*** DATA LISTING ***

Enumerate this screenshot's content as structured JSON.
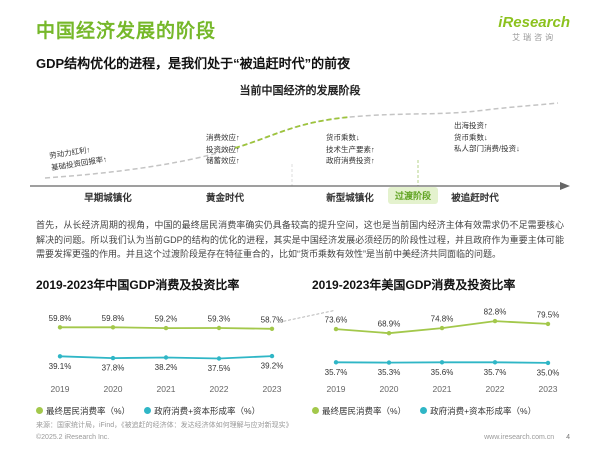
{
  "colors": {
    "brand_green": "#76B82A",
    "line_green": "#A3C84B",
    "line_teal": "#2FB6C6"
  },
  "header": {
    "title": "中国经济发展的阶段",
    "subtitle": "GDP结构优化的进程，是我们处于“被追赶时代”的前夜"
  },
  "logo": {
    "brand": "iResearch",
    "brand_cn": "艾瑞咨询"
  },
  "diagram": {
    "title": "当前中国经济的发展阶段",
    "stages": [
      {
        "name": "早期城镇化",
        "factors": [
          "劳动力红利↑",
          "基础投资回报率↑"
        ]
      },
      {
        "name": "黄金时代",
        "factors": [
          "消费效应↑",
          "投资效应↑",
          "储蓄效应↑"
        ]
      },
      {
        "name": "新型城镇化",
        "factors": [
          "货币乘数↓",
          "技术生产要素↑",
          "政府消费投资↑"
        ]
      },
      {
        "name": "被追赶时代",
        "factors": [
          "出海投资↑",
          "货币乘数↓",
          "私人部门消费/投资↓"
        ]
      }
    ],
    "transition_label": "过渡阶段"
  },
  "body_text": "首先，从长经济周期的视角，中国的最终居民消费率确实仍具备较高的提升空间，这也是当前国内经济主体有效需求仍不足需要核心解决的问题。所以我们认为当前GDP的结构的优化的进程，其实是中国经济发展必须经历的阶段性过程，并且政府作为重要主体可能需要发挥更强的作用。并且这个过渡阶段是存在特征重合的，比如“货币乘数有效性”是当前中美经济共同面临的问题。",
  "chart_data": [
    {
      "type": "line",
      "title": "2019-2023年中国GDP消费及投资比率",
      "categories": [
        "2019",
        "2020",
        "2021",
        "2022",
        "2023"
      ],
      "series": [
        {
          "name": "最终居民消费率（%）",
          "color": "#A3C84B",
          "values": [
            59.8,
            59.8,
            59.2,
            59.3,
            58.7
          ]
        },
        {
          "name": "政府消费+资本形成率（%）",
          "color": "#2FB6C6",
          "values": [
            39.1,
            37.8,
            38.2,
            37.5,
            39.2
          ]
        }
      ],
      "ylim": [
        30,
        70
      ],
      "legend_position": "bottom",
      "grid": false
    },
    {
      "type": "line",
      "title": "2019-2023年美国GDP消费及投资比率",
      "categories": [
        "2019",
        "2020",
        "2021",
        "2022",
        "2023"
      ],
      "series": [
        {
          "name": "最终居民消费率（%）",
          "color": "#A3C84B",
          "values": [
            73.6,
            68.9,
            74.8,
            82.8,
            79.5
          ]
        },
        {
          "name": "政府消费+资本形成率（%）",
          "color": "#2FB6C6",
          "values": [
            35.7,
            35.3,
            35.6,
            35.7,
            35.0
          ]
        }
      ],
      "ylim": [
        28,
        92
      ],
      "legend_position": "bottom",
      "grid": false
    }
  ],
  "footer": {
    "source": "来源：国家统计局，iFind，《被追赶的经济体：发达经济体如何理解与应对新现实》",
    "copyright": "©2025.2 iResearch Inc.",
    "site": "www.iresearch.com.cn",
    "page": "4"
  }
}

***

__WHAT YOU HAVE TO DO__: Set the listing down in full and exactly. Pictures within it should not appear in the copy.

__EXERCISE RESPONSE__:
Enumerate this screenshot's content as structured JSON.
{
  "colors": {
    "brand_green": "#76B82A",
    "line_green": "#A3C84B",
    "line_teal": "#2FB6C6"
  },
  "header": {
    "title": "中国经济发展的阶段",
    "subtitle": "GDP结构优化的进程，是我们处于“被追赶时代”的前夜"
  },
  "logo": {
    "brand": "iResearch",
    "brand_cn": "艾瑞咨询"
  },
  "diagram": {
    "title": "当前中国经济的发展阶段",
    "stages": [
      {
        "name": "早期城镇化",
        "factors": [
          "劳动力红利↑",
          "基础投资回报率↑"
        ]
      },
      {
        "name": "黄金时代",
        "factors": [
          "消费效应↑",
          "投资效应↑",
          "储蓄效应↑"
        ]
      },
      {
        "name": "新型城镇化",
        "factors": [
          "货币乘数↓",
          "技术生产要素↑",
          "政府消费投资↑"
        ]
      },
      {
        "name": "被追赶时代",
        "factors": [
          "出海投资↑",
          "货币乘数↓",
          "私人部门消费/投资↓"
        ]
      }
    ],
    "transition_label": "过渡阶段"
  },
  "body_text": "首先，从长经济周期的视角，中国的最终居民消费率确实仍具备较高的提升空间，这也是当前国内经济主体有效需求仍不足需要核心解决的问题。所以我们认为当前GDP的结构的优化的进程，其实是中国经济发展必须经历的阶段性过程，并且政府作为重要主体可能需要发挥更强的作用。并且这个过渡阶段是存在特征重合的，比如“货币乘数有效性”是当前中美经济共同面临的问题。",
  "chart_data": [
    {
      "type": "line",
      "title": "2019-2023年中国GDP消费及投资比率",
      "categories": [
        "2019",
        "2020",
        "2021",
        "2022",
        "2023"
      ],
      "series": [
        {
          "name": "最终居民消费率（%）",
          "color": "#A3C84B",
          "values": [
            59.8,
            59.8,
            59.2,
            59.3,
            58.7
          ]
        },
        {
          "name": "政府消费+资本形成率（%）",
          "color": "#2FB6C6",
          "values": [
            39.1,
            37.8,
            38.2,
            37.5,
            39.2
          ]
        }
      ],
      "ylim": [
        30,
        70
      ],
      "legend_position": "bottom",
      "grid": false
    },
    {
      "type": "line",
      "title": "2019-2023年美国GDP消费及投资比率",
      "categories": [
        "2019",
        "2020",
        "2021",
        "2022",
        "2023"
      ],
      "series": [
        {
          "name": "最终居民消费率（%）",
          "color": "#A3C84B",
          "values": [
            73.6,
            68.9,
            74.8,
            82.8,
            79.5
          ]
        },
        {
          "name": "政府消费+资本形成率（%）",
          "color": "#2FB6C6",
          "values": [
            35.7,
            35.3,
            35.6,
            35.7,
            35.0
          ]
        }
      ],
      "ylim": [
        28,
        92
      ],
      "legend_position": "bottom",
      "grid": false
    }
  ],
  "footer": {
    "source": "来源：国家统计局，iFind，《被追赶的经济体：发达经济体如何理解与应对新现实》",
    "copyright": "©2025.2 iResearch Inc.",
    "site": "www.iresearch.com.cn",
    "page": "4"
  }
}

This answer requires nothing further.